Directions:
Each entry below should be returned exactly as is, with the pictures removed.

Exercise data:

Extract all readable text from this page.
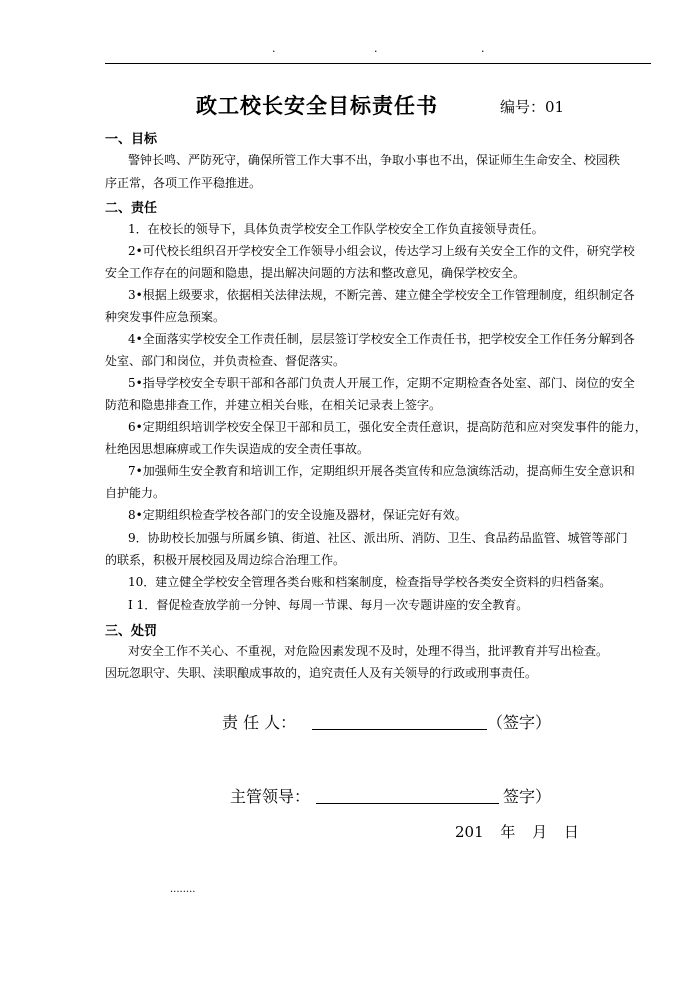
.	.	.
政工校长安全目标责任书	编号：01
一、目标
警钟长鸣、严防死守，确保所管工作大事不出，争取小事也不出，保证师生生命安全、校园秩
序正常，各项工作平稳推进。
二、责任
1．在校长的领导下，具体负责学校安全工作队学校安全工作负直接领导责任。
2•可代校长组织召开学校安全工作领导小组会议，传达学习上级有关安全工作的文件，研究学校
安全工作存在的问题和隐患，提出解决问题的方法和整改意见，确保学校安全。
3•根据上级要求，依据相关法律法规，不断完善、建立健全学校安全工作管理制度，组织制定各
种突发事件应急预案。
4•全面落实学校安全工作责任制，层层签订学校安全工作责任书，把学校安全工作任务分解到各
处室、部门和岗位，并负责检查、督促落实。
5•指导学校安全专职干部和各部门负责人开展工作，定期不定期检查各处室、部门、岗位的安全
防范和隐患排查工作，并建立相关台账，在相关记录表上签字。
6•定期组织培训学校安全保卫干部和员工，强化安全责任意识，提高防范和应对突发事件的能力，
杜绝因思想麻痹或工作失误造成的安全责任事故。
7•加强师生安全教育和培训工作，定期组织开展各类宣传和应急演练活动，提高师生安全意识和
自护能力。
8•定期组织检查学校各部门的安全设施及器材，保证完好有效。
9．协助校长加强与所属乡镇、街道、社区、派出所、消防、卫生、食品药品监管、城管等部门
的联系，积极开展校园及周边综合治理工作。
10．建立健全学校安全管理各类台账和档案制度，检查指导学校各类安全资料的归档备案。
I 1．督促检查放学前一分钟、每周一节课、每月一次专题讲座的安全教育。
三、处罚
对安全工作不关心、不重视，对危险因素发现不及时，处理不得当，批评教育并写出检查。
因玩忽职守、失职、渎职酿成事故的，追究责任人及有关领导的行政或刑事责任。
责 任 人：	（签字）
主管领导：	签字）
201 年 月 日
........
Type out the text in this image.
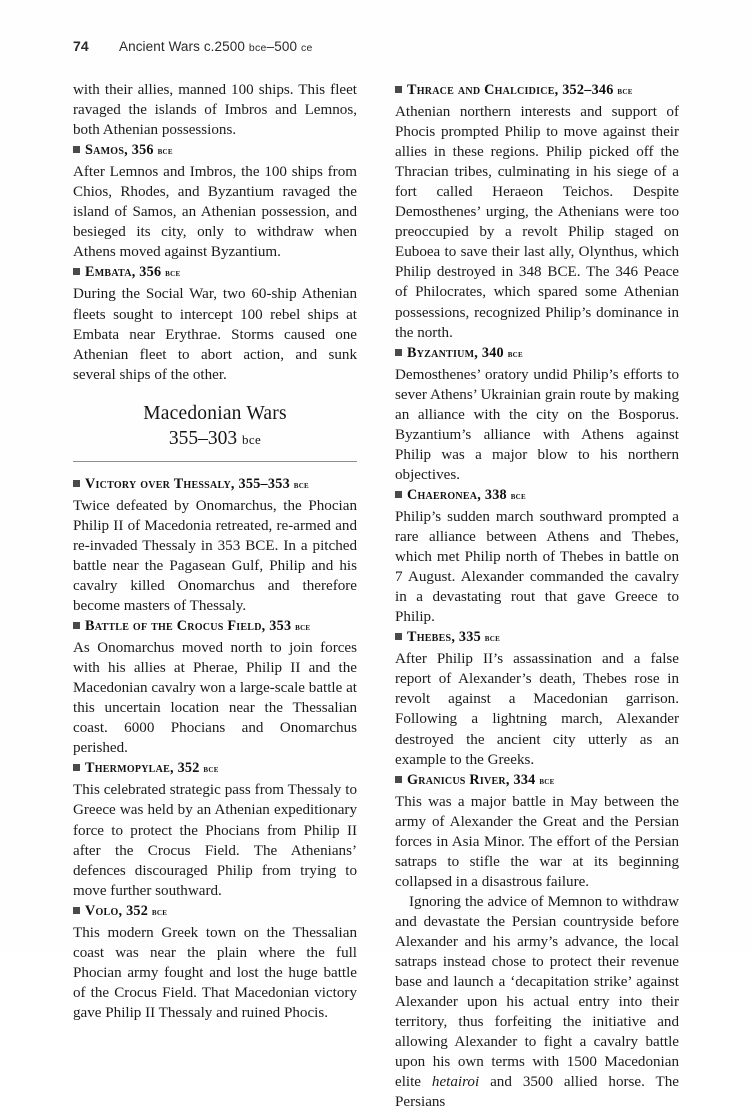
74	Ancient Wars c.2500 bce–500 ce

with their allies, manned 100 ships. This fleet ravaged the islands of Imbros and Lemnos, both Athenian possessions.

Samos, 356 bce

After Lemnos and Imbros, the 100 ships from Chios, Rhodes, and Byzantium ravaged the island of Samos, an Athenian possession, and besieged its city, only to withdraw when Athens moved against Byzantium.

Embata, 356 bce

During the Social War, two 60-ship Athenian fleets sought to intercept 100 rebel ships at Embata near Erythrae. Storms caused one Athenian fleet to abort action, and sunk several ships of the other.

Macedonian Wars

355–303 bce

Victory over Thessaly, 355–353 bce

Twice defeated by Onomarchus, the Phocian Philip II of Macedonia retreated, re-armed and re-invaded Thessaly in 353 BCE. In a pitched battle near the Pagasean Gulf, Philip and his cavalry killed Onomarchus and therefore become masters of Thessaly.

Battle of the Crocus Field, 353 bce

As Onomarchus moved north to join forces with his allies at Pherae, Philip II and the Macedonian cavalry won a large-scale battle at this uncertain location near the Thessalian coast. 6000 Phocians and Onomarchus perished.

Thermopylae, 352 bce

This celebrated strategic pass from Thessaly to Greece was held by an Athenian expeditionary force to protect the Phocians from Philip II after the Crocus Field. The Athenians’ defences discouraged Philip from trying to move further southward.

Volo, 352 bce

This modern Greek town on the Thessalian coast was near the plain where the full Phocian army fought and lost the huge battle of the Crocus Field. That Macedonian victory gave Philip II Thessaly and ruined Phocis.

Thrace and Chalcidice, 352–346 bce

Athenian northern interests and support of Phocis prompted Philip to move against their allies in these regions. Philip picked off the Thracian tribes, culminating in his siege of a fort called Heraeon Teichos. Despite Demosthenes’ urging, the Athenians were too preoccupied by a revolt Philip staged on Euboea to save their last ally, Olynthus, which Philip destroyed in 348 BCE. The 346 Peace of Philocrates, which spared some Athenian possessions, recognized Philip’s dominance in the north.

Byzantium, 340 bce

Demosthenes’ oratory undid Philip’s efforts to sever Athens’ Ukrainian grain route by making an alliance with the city on the Bosporus. Byzantium’s alliance with Athens against Philip was a major blow to his northern objectives.

Chaeronea, 338 bce

Philip’s sudden march southward prompted a rare alliance between Athens and Thebes, which met Philip north of Thebes in battle on 7 August. Alexander commanded the cavalry in a devastating rout that gave Greece to Philip.

Thebes, 335 bce

After Philip II’s assassination and a false report of Alexander’s death, Thebes rose in revolt against a Macedonian garrison. Following a lightning march, Alexander destroyed the ancient city utterly as an example to the Greeks.

Granicus River, 334 bce

This was a major battle in May between the army of Alexander the Great and the Persian forces in Asia Minor. The effort of the Persian satraps to stifle the war at its beginning collapsed in a disastrous failure.

Ignoring the advice of Memnon to withdraw and devastate the Persian countryside before Alexander and his army’s advance, the local satraps instead chose to protect their revenue base and launch a ‘decapitation strike’ against Alexander upon his actual entry into their territory, thus forfeiting the initiative and allowing Alexander to fight a cavalry battle upon his own terms with 1500 Macedonian elite hetairoi and 3500 allied horse. The Persians
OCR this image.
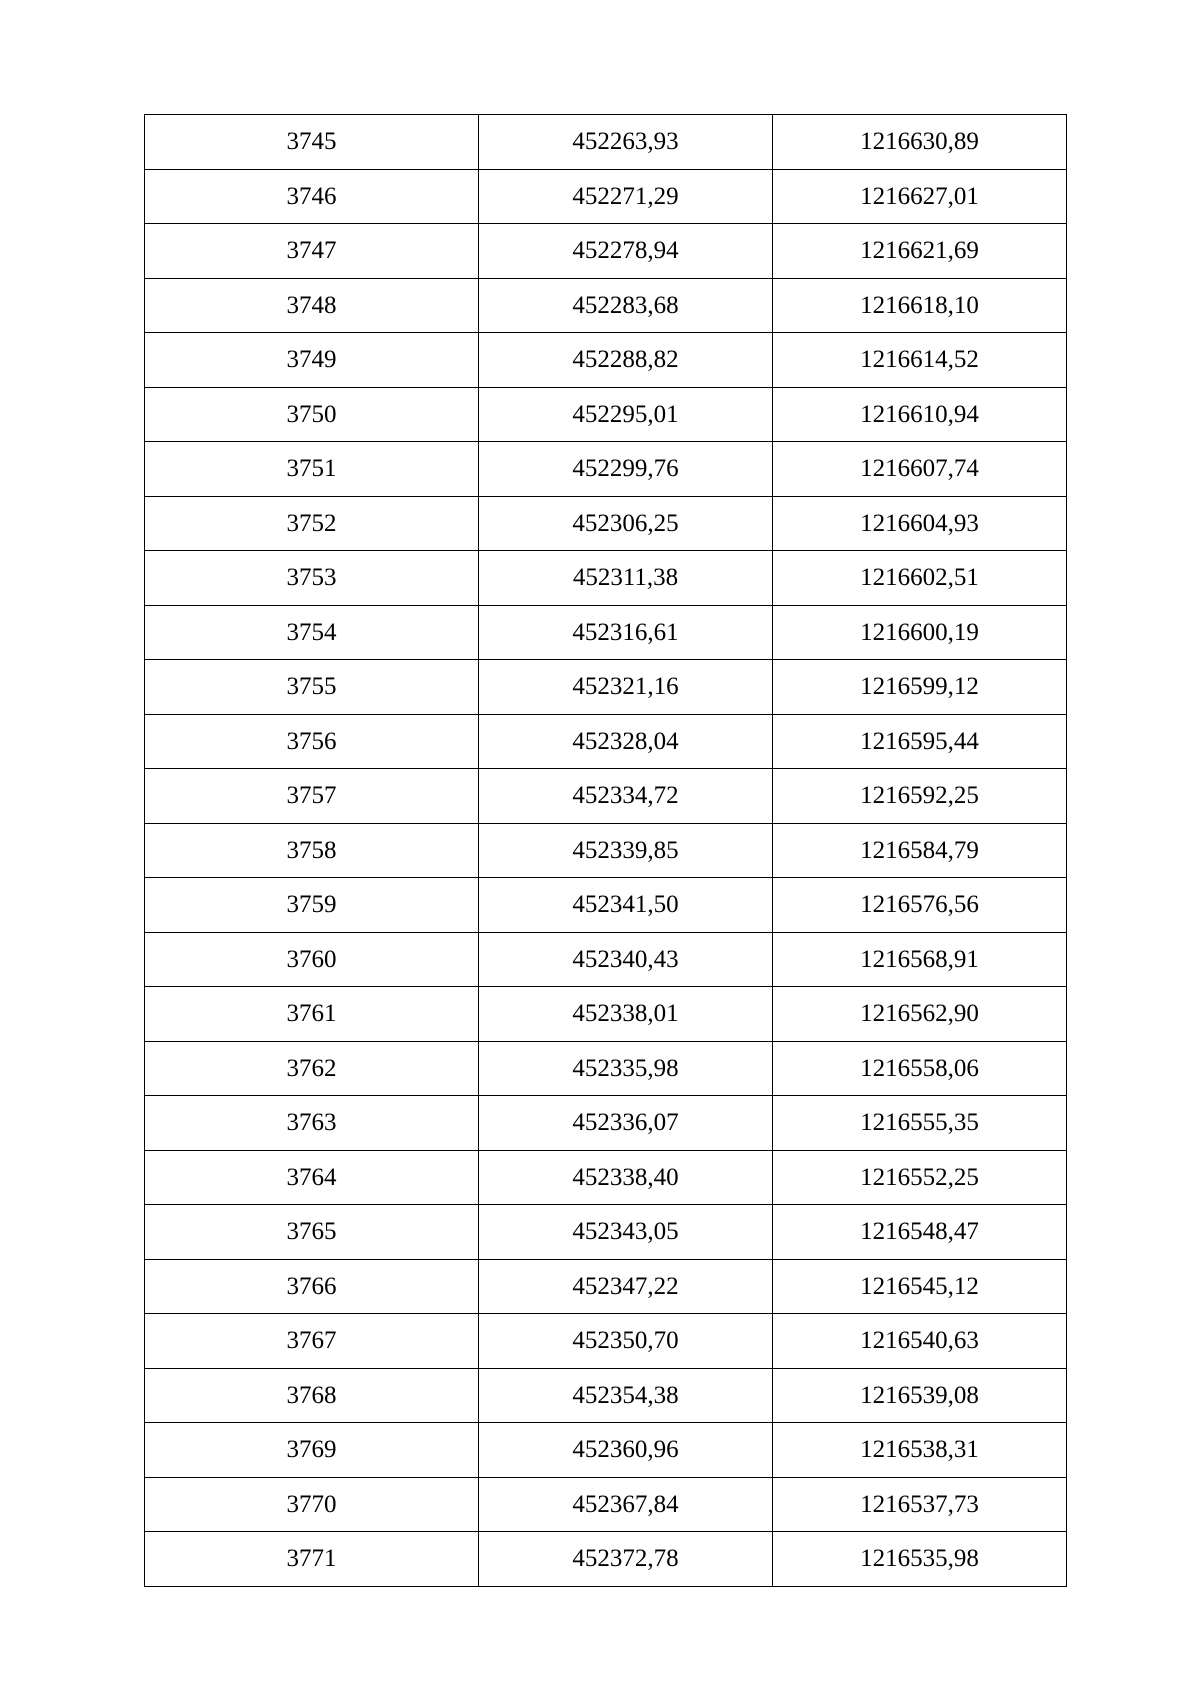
3745	452263,93	1216630,89
3746	452271,29	1216627,01
3747	452278,94	1216621,69
3748	452283,68	1216618,10
3749	452288,82	1216614,52
3750	452295,01	1216610,94
3751	452299,76	1216607,74
3752	452306,25	1216604,93
3753	452311,38	1216602,51
3754	452316,61	1216600,19
3755	452321,16	1216599,12
3756	452328,04	1216595,44
3757	452334,72	1216592,25
3758	452339,85	1216584,79
3759	452341,50	1216576,56
3760	452340,43	1216568,91
3761	452338,01	1216562,90
3762	452335,98	1216558,06
3763	452336,07	1216555,35
3764	452338,40	1216552,25
3765	452343,05	1216548,47
3766	452347,22	1216545,12
3767	452350,70	1216540,63
3768	452354,38	1216539,08
3769	452360,96	1216538,31
3770	452367,84	1216537,73
3771	452372,78	1216535,98
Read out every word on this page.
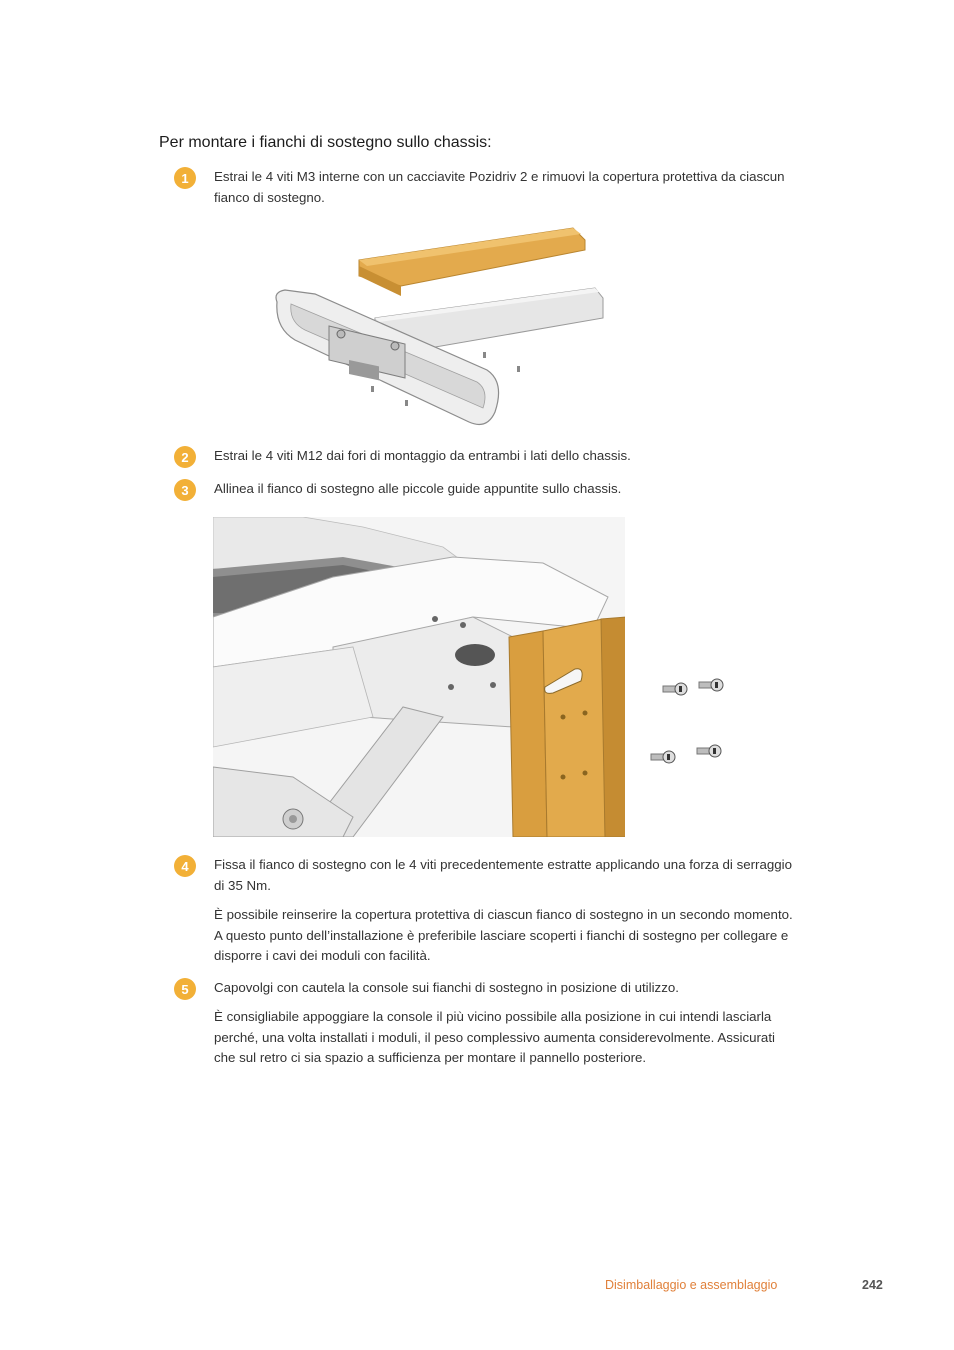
Per montare i fianchi di sostegno sullo chassis:
1	Estrai le 4 viti M3 interne con un cacciavite Pozidriv 2 e rimuovi la copertura protettiva da ciascun fianco di sostegno.
2	Estrai le 4 viti M12 dai fori di montaggio da entrambi i lati dello chassis.
3	Allinea il fianco di sostegno alle piccole guide appuntite sullo chassis.
4	Fissa il fianco di sostegno con le 4 viti precedentemente estratte applicando una forza di serraggio di 35 Nm.
È possibile reinserire la copertura protettiva di ciascun fianco di sostegno in un secondo momento. A questo punto dell’installazione è preferibile lasciare scoperti i fianchi di sostegno per collegare e disporre i cavi dei moduli con facilità.
5	Capovolgi con cautela la console sui fianchi di sostegno in posizione di utilizzo.
È consigliabile appoggiare la console il più vicino possibile alla posizione in cui intendi lasciarla perché, una volta installati i moduli, il peso complessivo aumenta considerevolmente. Assicurati che sul retro ci sia spazio a sufficienza per montare il pannello posteriore.
Disimballaggio e assemblaggio	242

Response:
Extract all readable text from this page.
.	.	.
政工校长安全目标责任书	编号：01
一、目标
警钟长鸣、严防死守，确保所管工作大事不出，争取小事也不出，保证师生生命安全、校园秩
序正常，各项工作平稳推进。
二、责任
1．在校长的领导下，具体负责学校安全工作队学校安全工作负直接领导责任。
2•可代校长组织召开学校安全工作领导小组会议，传达学习上级有关安全工作的文件，研究学校
安全工作存在的问题和隐患，提出解决问题的方法和整改意见，确保学校安全。
3•根据上级要求，依据相关法律法规，不断完善、建立健全学校安全工作管理制度，组织制定各
种突发事件应急预案。
4•全面落实学校安全工作责任制，层层签订学校安全工作责任书，把学校安全工作任务分解到各
处室、部门和岗位，并负责检查、督促落实。
5•指导学校安全专职干部和各部门负责人开展工作，定期不定期检查各处室、部门、岗位的安全
防范和隐患排查工作，并建立相关台账，在相关记录表上签字。
6•定期组织培训学校安全保卫干部和员工，强化安全责任意识，提高防范和应对突发事件的能力，
杜绝因思想麻痹或工作失误造成的安全责任事故。
7•加强师生安全教育和培训工作，定期组织开展各类宣传和应急演练活动，提高师生安全意识和
自护能力。
8•定期组织检查学校各部门的安全设施及器材，保证完好有效。
9．协助校长加强与所属乡镇、街道、社区、派出所、消防、卫生、食品药品监管、城管等部门
的联系，积极开展校园及周边综合治理工作。
10．建立健全学校安全管理各类台账和档案制度，检查指导学校各类安全资料的归档备案。
I 1．督促检查放学前一分钟、每周一节课、每月一次专题讲座的安全教育。
三、处罚
对安全工作不关心、不重视，对危险因素发现不及时，处理不得当，批评教育并写出检查。
因玩忽职守、失职、渎职酿成事故的，追究责任人及有关领导的行政或刑事责任。
责 任 人：	（签字）
主管领导：	签字）
201 年 月 日
........
Type out the text in this image.
74	Ancient Wars c.2500 bce–500 ce

with their allies, manned 100 ships. This fleet ravaged the islands of Imbros and Lemnos, both Athenian possessions.

Samos, 356 bce

After Lemnos and Imbros, the 100 ships from Chios, Rhodes, and Byzantium ravaged the island of Samos, an Athenian possession, and besieged its city, only to withdraw when Athens moved against Byzantium.

Embata, 356 bce

During the Social War, two 60-ship Athenian fleets sought to intercept 100 rebel ships at Embata near Erythrae. Storms caused one Athenian fleet to abort action, and sunk several ships of the other.

Macedonian Wars

355–303 bce

Victory over Thessaly, 355–353 bce

Twice defeated by Onomarchus, the Phocian Philip II of Macedonia retreated, re-armed and re-invaded Thessaly in 353 BCE. In a pitched battle near the Pagasean Gulf, Philip and his cavalry killed Onomarchus and therefore become masters of Thessaly.

Battle of the Crocus Field, 353 bce

As Onomarchus moved north to join forces with his allies at Pherae, Philip II and the Macedonian cavalry won a large-scale battle at this uncertain location near the Thessalian coast. 6000 Phocians and Onomarchus perished.

Thermopylae, 352 bce

This celebrated strategic pass from Thessaly to Greece was held by an Athenian expeditionary force to protect the Phocians from Philip II after the Crocus Field. The Athenians’ defences discouraged Philip from trying to move further southward.

Volo, 352 bce

This modern Greek town on the Thessalian coast was near the plain where the full Phocian army fought and lost the huge battle of the Crocus Field. That Macedonian victory gave Philip II Thessaly and ruined Phocis.

Thrace and Chalcidice, 352–346 bce

Athenian northern interests and support of Phocis prompted Philip to move against their allies in these regions. Philip picked off the Thracian tribes, culminating in his siege of a fort called Heraeon Teichos. Despite Demosthenes’ urging, the Athenians were too preoccupied by a revolt Philip staged on Euboea to save their last ally, Olynthus, which Philip destroyed in 348 BCE. The 346 Peace of Philocrates, which spared some Athenian possessions, recognized Philip’s dominance in the north.

Byzantium, 340 bce

Demosthenes’ oratory undid Philip’s efforts to sever Athens’ Ukrainian grain route by making an alliance with the city on the Bosporus. Byzantium’s alliance with Athens against Philip was a major blow to his northern objectives.

Chaeronea, 338 bce

Philip’s sudden march southward prompted a rare alliance between Athens and Thebes, which met Philip north of Thebes in battle on 7 August. Alexander commanded the cavalry in a devastating rout that gave Greece to Philip.

Thebes, 335 bce

After Philip II’s assassination and a false report of Alexander’s death, Thebes rose in revolt against a Macedonian garrison. Following a lightning march, Alexander destroyed the ancient city utterly as an example to the Greeks.

Granicus River, 334 bce

This was a major battle in May between the army of Alexander the Great and the Persian forces in Asia Minor. The effort of the Persian satraps to stifle the war at its beginning collapsed in a disastrous failure.

Ignoring the advice of Memnon to withdraw and devastate the Persian countryside before Alexander and his army’s advance, the local satraps instead chose to protect their revenue base and launch a ‘decapitation strike’ against Alexander upon his actual entry into their territory, thus forfeiting the initiative and allowing Alexander to fight a cavalry battle upon his own terms with 1500 Macedonian elite hetairoi and 3500 allied horse. The Persians
OCR this image.
3745	452263,93	1216630,89
3746	452271,29	1216627,01
3747	452278,94	1216621,69
3748	452283,68	1216618,10
3749	452288,82	1216614,52
3750	452295,01	1216610,94
3751	452299,76	1216607,74
3752	452306,25	1216604,93
3753	452311,38	1216602,51
3754	452316,61	1216600,19
3755	452321,16	1216599,12
3756	452328,04	1216595,44
3757	452334,72	1216592,25
3758	452339,85	1216584,79
3759	452341,50	1216576,56
3760	452340,43	1216568,91
3761	452338,01	1216562,90
3762	452335,98	1216558,06
3763	452336,07	1216555,35
3764	452338,40	1216552,25
3765	452343,05	1216548,47
3766	452347,22	1216545,12
3767	452350,70	1216540,63
3768	452354,38	1216539,08
3769	452360,96	1216538,31
3770	452367,84	1216537,73
3771	452372,78	1216535,98
Read out every word on this page.
Per montare i fianchi di sostegno sullo chassis:
1	Estrai le 4 viti M3 interne con un cacciavite Pozidriv 2 e rimuovi la copertura protettiva da ciascun fianco di sostegno.
2	Estrai le 4 viti M12 dai fori di montaggio da entrambi i lati dello chassis.
3	Allinea il fianco di sostegno alle piccole guide appuntite sullo chassis.
4	Fissa il fianco di sostegno con le 4 viti precedentemente estratte applicando una forza di serraggio di 35 Nm.
È possibile reinserire la copertura protettiva di ciascun fianco di sostegno in un secondo momento. A questo punto dell’installazione è preferibile lasciare scoperti i fianchi di sostegno per collegare e disporre i cavi dei moduli con facilità.
5	Capovolgi con cautela la console sui fianchi di sostegno in posizione di utilizzo.
È consigliabile appoggiare la console il più vicino possibile alla posizione in cui intendi lasciarla perché, una volta installati i moduli, il peso complessivo aumenta considerevolmente. Assicurati che sul retro ci sia spazio a sufficienza per montare il pannello posteriore.
Disimballaggio e assemblaggio	242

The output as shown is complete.